- AIM OF THE EXERCISE -
All the records that follow need to be reproduced exactly. Omit the images.

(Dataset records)
______
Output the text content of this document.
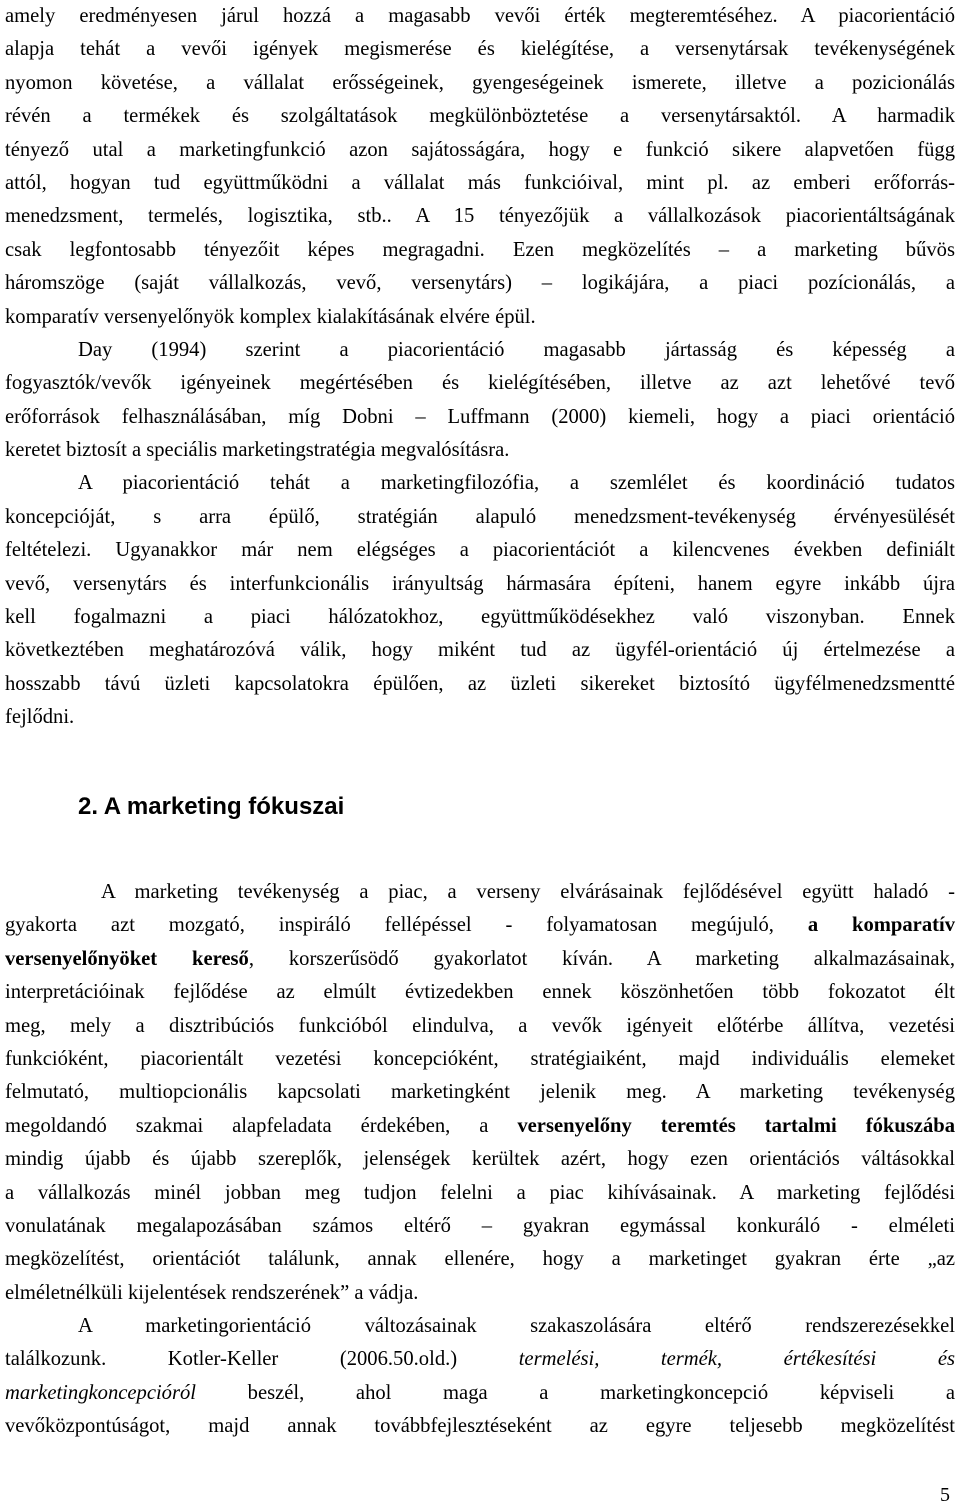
amely eredményesen járul hozzá a magasabb vevői érték megteremtéséhez. A piacorientáció
alapja tehát a vevői igények megismerése és kielégítése, a versenytársak tevékenységének
nyomon követése, a vállalat erősségeinek, gyengeségeinek ismerete, illetve a pozicionálás
révén a termékek és szolgáltatások megkülönböztetése a versenytársaktól. A harmadik
tényező utal a marketingfunkció azon sajátosságára, hogy e funkció sikere alapvetően függ
attól, hogyan tud együttműködni a vállalat más funkcióival, mint pl. az emberi erőforrás-
menedzsment, termelés, logisztika, stb.. A 15 tényezőjük a vállalkozások piacorientáltságának
csak legfontosabb tényezőit képes megragadni. Ezen megközelítés – a marketing bűvös
háromszöge (saját vállalkozás, vevő, versenytárs) – logikájára, a piaci pozícionálás, a
komparatív versenyelőnyök komplex kialakításának elvére épül.
Day (1994) szerint a piacorientáció magasabb jártasság és képesség a
fogyasztók/vevők igényeinek megértésében és kielégítésében, illetve az azt lehetővé tevő
erőforrások felhasználásában, míg Dobni – Luffmann (2000) kiemeli, hogy a piaci orientáció
keretet biztosít a speciális marketingstratégia megvalósításra.
A piacorientáció tehát a marketingfilozófia, a szemlélet és koordináció tudatos
koncepcióját, s arra épülő, stratégián alapuló menedzsment-tevékenység érvényesülését
feltételezi. Ugyanakkor már nem elégséges a piacorientációt a kilencvenes években definiált
vevő, versenytárs és interfunkcionális irányultság hármasára építeni, hanem egyre inkább újra
kell fogalmazni a piaci hálózatokhoz, együttműködésekhez való viszonyban. Ennek
következtében meghatározóvá válik, hogy miként tud az ügyfél-orientáció új értelmezése a
hosszabb távú üzleti kapcsolatokra épülően, az üzleti sikereket biztosító ügyfélmenedzsmentté
fejlődni.
2. A marketing fókuszai
A marketing tevékenység a piac, a verseny elvárásainak fejlődésével együtt haladó -
gyakorta azt mozgató, inspiráló fellépéssel - folyamatosan megújuló, a komparatív
versenyelőnyöket kereső, korszerűsödő gyakorlatot kíván. A marketing alkalmazásainak,
interpretációinak fejlődése az elmúlt évtizedekben ennek köszönhetően több fokozatot élt
meg, mely a disztribúciós funkcióból elindulva, a vevők igényeit előtérbe állítva, vezetési
funkcióként, piacorientált vezetési koncepcióként, stratégiaiként, majd individuális elemeket
felmutató, multiopcionális kapcsolati marketingként jelenik meg. A marketing tevékenység
megoldandó szakmai alapfeladata érdekében, a versenyelőny teremtés tartalmi fókuszába
mindig újabb és újabb szereplők, jelenségek kerültek azért, hogy ezen orientációs váltásokkal
a vállalkozás minél jobban meg tudjon felelni a piac kihívásainak. A marketing fejlődési
vonulatának megalapozásában számos eltérő – gyakran egymással konkuráló - elméleti
megközelítést, orientációt találunk, annak ellenére, hogy a marketinget gyakran érte „az
elméletnélküli kijelentések rendszerének” a vádja.
A marketingorientáció változásainak szakaszolására eltérő rendszerezésekkel
találkozunk. Kotler-Keller (2006.50.old.)	termelési, termék, értékesítési és
marketingkoncepcióról beszél, ahol maga a marketingkoncepció képviseli a
vevőközpontúságot, majd annak továbbfejlesztéseként az egyre teljesebb megközelítést
5
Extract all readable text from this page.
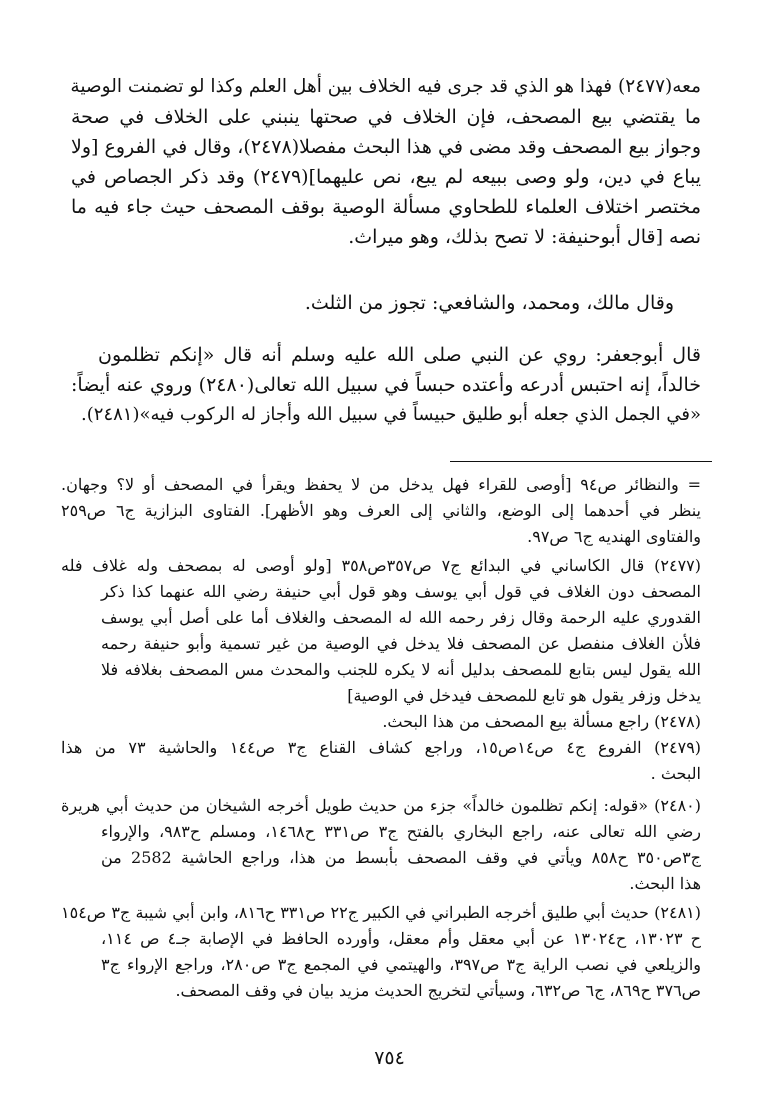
معه(٢٤٧٧) فهذا هو الذي قد جرى فيه الخلاف بين أهل العلم وكذا لو تضمنت الوصية
ما يقتضي بيع المصحف، فإن الخلاف في صحتها ينبني على الخلاف في صحة
وجواز بيع المصحف وقد مضى في هذا البحث مفصلا(٢٤٧٨)، وقال في الفروع [ولا
يباع في دين، ولو وصى ببيعه لم يبع، نص عليهما](٢٤٧٩) وقد ذكر الجصاص في
مختصر اختلاف العلماء للطحاوي مسألة الوصية بوقف المصحف حيث جاء فيه ما
نصه [قال أبوحنيفة: لا تصح بذلك، وهو ميراث.
وقال مالك، ومحمد، والشافعي: تجوز من الثلث.
قال أبوجعفر: روي عن النبي صلى الله عليه وسلم أنه قال «إنكم تظلمون
خالداً، إنه احتبس أدرعه وأعتده حبساً في سبيل الله تعالى(٢٤٨٠) وروي عنه أيضاً:
«في الجمل الذي جعله أبو طليق حبيساً في سبيل الله وأجاز له الركوب فيه»(٢٤٨١).
= والنظائر ص٩٤ [أوصى للقراء فهل يدخل من لا يحفظ ويقرأ في المصحف أو لا؟ وجهان.
ينظر في أحدهما إلى الوضع، والثاني إلى العرف وهو الأظهر]. الفتاوى البزازية ج٦ ص٢٥٩
والفتاوى الهنديه ج٦ ص٩٧.
(٢٤٧٧) قال الكاساني في البدائع ج٧ ص٣٥٧ص٣٥٨ [ولو أوصى له بمصحف وله غلاف فله
المصحف دون الغلاف في قول أبي يوسف وهو قول أبي حنيفة رضي الله عنهما كذا ذكر
القدوري عليه الرحمة وقال زفر رحمه الله له المصحف والغلاف أما على أصل أبي يوسف
فلأن الغلاف منفصل عن المصحف فلا يدخل في الوصية من غير تسمية وأبو حنيفة رحمه
الله يقول ليس بتابع للمصحف بدليل أنه لا يكره للجنب والمحدث مس المصحف بغلافه فلا
يدخل وزفر يقول هو تابع للمصحف فيدخل في الوصية]
(٢٤٧٨) راجع مسألة بيع المصحف من هذا البحث.
(٢٤٧٩) الفروع ج٤ ص١٤ص١٥، وراجع كشاف القناع ج٣ ص١٤٤ والحاشية ٧٣ من هذا
البحث .
(٢٤٨٠) «قوله: إنكم تظلمون خالداً» جزء من حديث طويل أخرجه الشيخان من حديث أبي هريرة
رضي الله تعالى عنه، راجع البخاري بالفتح ج٣ ص٣٣١ ح١٤٦٨، ومسلم ح٩٨٣، والإرواء
ج٣ص٣٥٠ ح٨٥٨ ويأتي في وقف المصحف بأبسط من هذا، وراجع الحاشية 2582 من
هذا البحث.
(٢٤٨١) حديث أبي طليق أخرجه الطبراني في الكبير ج٢٢ ص٣٣١ ح٨١٦، وابن أبي شيبة ج٣ ص١٥٤
ح ١٣٠٢٣، ح١٣٠٢٤ عن أبي معقل وأم معقل، وأورده الحافظ في الإصابة جـ٤ ص ١١٤،
والزيلعي في نصب الراية ج٣ ص٣٩٧، والهيتمي في المجمع ج٣ ص٢٨٠، وراجع الإرواء ج٣
ص٣٧٦ ح٨٦٩، ج٦ ص٦٣٢، وسيأتي لتخريج الحديث مزيد بيان في وقف المصحف.
٧٥٤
______
- EXERCISE RESPONSE -
Output the text content of this document.
amely eredményesen járul hozzá a magasabb vevői érték megteremtéséhez. A piacorientáció
alapja tehát a vevői igények megismerése és kielégítése, a versenytársak tevékenységének
nyomon követése, a vállalat erősségeinek, gyengeségeinek ismerete, illetve a pozicionálás
révén a termékek és szolgáltatások megkülönböztetése a versenytársaktól. A harmadik
tényező utal a marketingfunkció azon sajátosságára, hogy e funkció sikere alapvetően függ
attól, hogyan tud együttműködni a vállalat más funkcióival, mint pl. az emberi erőforrás-
menedzsment, termelés, logisztika, stb.. A 15 tényezőjük a vállalkozások piacorientáltságának
csak legfontosabb tényezőit képes megragadni. Ezen megközelítés – a marketing bűvös
háromszöge (saját vállalkozás, vevő, versenytárs) – logikájára, a piaci pozícionálás, a
komparatív versenyelőnyök komplex kialakításának elvére épül.
Day (1994) szerint a piacorientáció magasabb jártasság és képesség a
fogyasztók/vevők igényeinek megértésében és kielégítésében, illetve az azt lehetővé tevő
erőforrások felhasználásában, míg Dobni – Luffmann (2000) kiemeli, hogy a piaci orientáció
keretet biztosít a speciális marketingstratégia megvalósításra.
A piacorientáció tehát a marketingfilozófia, a szemlélet és koordináció tudatos
koncepcióját, s arra épülő, stratégián alapuló menedzsment-tevékenység érvényesülését
feltételezi. Ugyanakkor már nem elégséges a piacorientációt a kilencvenes években definiált
vevő, versenytárs és interfunkcionális irányultság hármasára építeni, hanem egyre inkább újra
kell fogalmazni a piaci hálózatokhoz, együttműködésekhez való viszonyban. Ennek
következtében meghatározóvá válik, hogy miként tud az ügyfél-orientáció új értelmezése a
hosszabb távú üzleti kapcsolatokra épülően, az üzleti sikereket biztosító ügyfélmenedzsmentté
fejlődni.
2. A marketing fókuszai
A marketing tevékenység a piac, a verseny elvárásainak fejlődésével együtt haladó -
gyakorta azt mozgató, inspiráló fellépéssel - folyamatosan megújuló, a komparatív
versenyelőnyöket kereső, korszerűsödő gyakorlatot kíván. A marketing alkalmazásainak,
interpretációinak fejlődése az elmúlt évtizedekben ennek köszönhetően több fokozatot élt
meg, mely a disztribúciós funkcióból elindulva, a vevők igényeit előtérbe állítva, vezetési
funkcióként, piacorientált vezetési koncepcióként, stratégiaiként, majd individuális elemeket
felmutató, multiopcionális kapcsolati marketingként jelenik meg. A marketing tevékenység
megoldandó szakmai alapfeladata érdekében, a versenyelőny teremtés tartalmi fókuszába
mindig újabb és újabb szereplők, jelenségek kerültek azért, hogy ezen orientációs váltásokkal
a vállalkozás minél jobban meg tudjon felelni a piac kihívásainak. A marketing fejlődési
vonulatának megalapozásában számos eltérő – gyakran egymással konkuráló - elméleti
megközelítést, orientációt találunk, annak ellenére, hogy a marketinget gyakran érte „az
elméletnélküli kijelentések rendszerének” a vádja.
A marketingorientáció változásainak szakaszolására eltérő rendszerezésekkel
találkozunk. Kotler-Keller (2006.50.old.)	termelési, termék, értékesítési és
marketingkoncepcióról beszél, ahol maga a marketingkoncepció képviseli a
vevőközpontúságot, majd annak továbbfejlesztéseként az egyre teljesebb megközelítést
5
Extract all readable text from this page.
معه(٢٤٧٧) فهذا هو الذي قد جرى فيه الخلاف بين أهل العلم وكذا لو تضمنت الوصية
ما يقتضي بيع المصحف، فإن الخلاف في صحتها ينبني على الخلاف في صحة
وجواز بيع المصحف وقد مضى في هذا البحث مفصلا(٢٤٧٨)، وقال في الفروع [ولا
يباع في دين، ولو وصى ببيعه لم يبع، نص عليهما](٢٤٧٩) وقد ذكر الجصاص في
مختصر اختلاف العلماء للطحاوي مسألة الوصية بوقف المصحف حيث جاء فيه ما
نصه [قال أبوحنيفة: لا تصح بذلك، وهو ميراث.
وقال مالك، ومحمد، والشافعي: تجوز من الثلث.
قال أبوجعفر: روي عن النبي صلى الله عليه وسلم أنه قال «إنكم تظلمون
خالداً، إنه احتبس أدرعه وأعتده حبساً في سبيل الله تعالى(٢٤٨٠) وروي عنه أيضاً:
«في الجمل الذي جعله أبو طليق حبيساً في سبيل الله وأجاز له الركوب فيه»(٢٤٨١).
= والنظائر ص٩٤ [أوصى للقراء فهل يدخل من لا يحفظ ويقرأ في المصحف أو لا؟ وجهان.
ينظر في أحدهما إلى الوضع، والثاني إلى العرف وهو الأظهر]. الفتاوى البزازية ج٦ ص٢٥٩
والفتاوى الهنديه ج٦ ص٩٧.
(٢٤٧٧) قال الكاساني في البدائع ج٧ ص٣٥٧ص٣٥٨ [ولو أوصى له بمصحف وله غلاف فله
المصحف دون الغلاف في قول أبي يوسف وهو قول أبي حنيفة رضي الله عنهما كذا ذكر
القدوري عليه الرحمة وقال زفر رحمه الله له المصحف والغلاف أما على أصل أبي يوسف
فلأن الغلاف منفصل عن المصحف فلا يدخل في الوصية من غير تسمية وأبو حنيفة رحمه
الله يقول ليس بتابع للمصحف بدليل أنه لا يكره للجنب والمحدث مس المصحف بغلافه فلا
يدخل وزفر يقول هو تابع للمصحف فيدخل في الوصية]
(٢٤٧٨) راجع مسألة بيع المصحف من هذا البحث.
(٢٤٧٩) الفروع ج٤ ص١٤ص١٥، وراجع كشاف القناع ج٣ ص١٤٤ والحاشية ٧٣ من هذا
البحث .
(٢٤٨٠) «قوله: إنكم تظلمون خالداً» جزء من حديث طويل أخرجه الشيخان من حديث أبي هريرة
رضي الله تعالى عنه، راجع البخاري بالفتح ج٣ ص٣٣١ ح١٤٦٨، ومسلم ح٩٨٣، والإرواء
ج٣ص٣٥٠ ح٨٥٨ ويأتي في وقف المصحف بأبسط من هذا، وراجع الحاشية 2582 من
هذا البحث.
(٢٤٨١) حديث أبي طليق أخرجه الطبراني في الكبير ج٢٢ ص٣٣١ ح٨١٦، وابن أبي شيبة ج٣ ص١٥٤
ح ١٣٠٢٣، ح١٣٠٢٤ عن أبي معقل وأم معقل، وأورده الحافظ في الإصابة جـ٤ ص ١١٤،
والزيلعي في نصب الراية ج٣ ص٣٩٧، والهيتمي في المجمع ج٣ ص٢٨٠، وراجع الإرواء ج٣
ص٣٧٦ ح٨٦٩، ج٦ ص٦٣٢، وسيأتي لتخريج الحديث مزيد بيان في وقف المصحف.
٧٥٤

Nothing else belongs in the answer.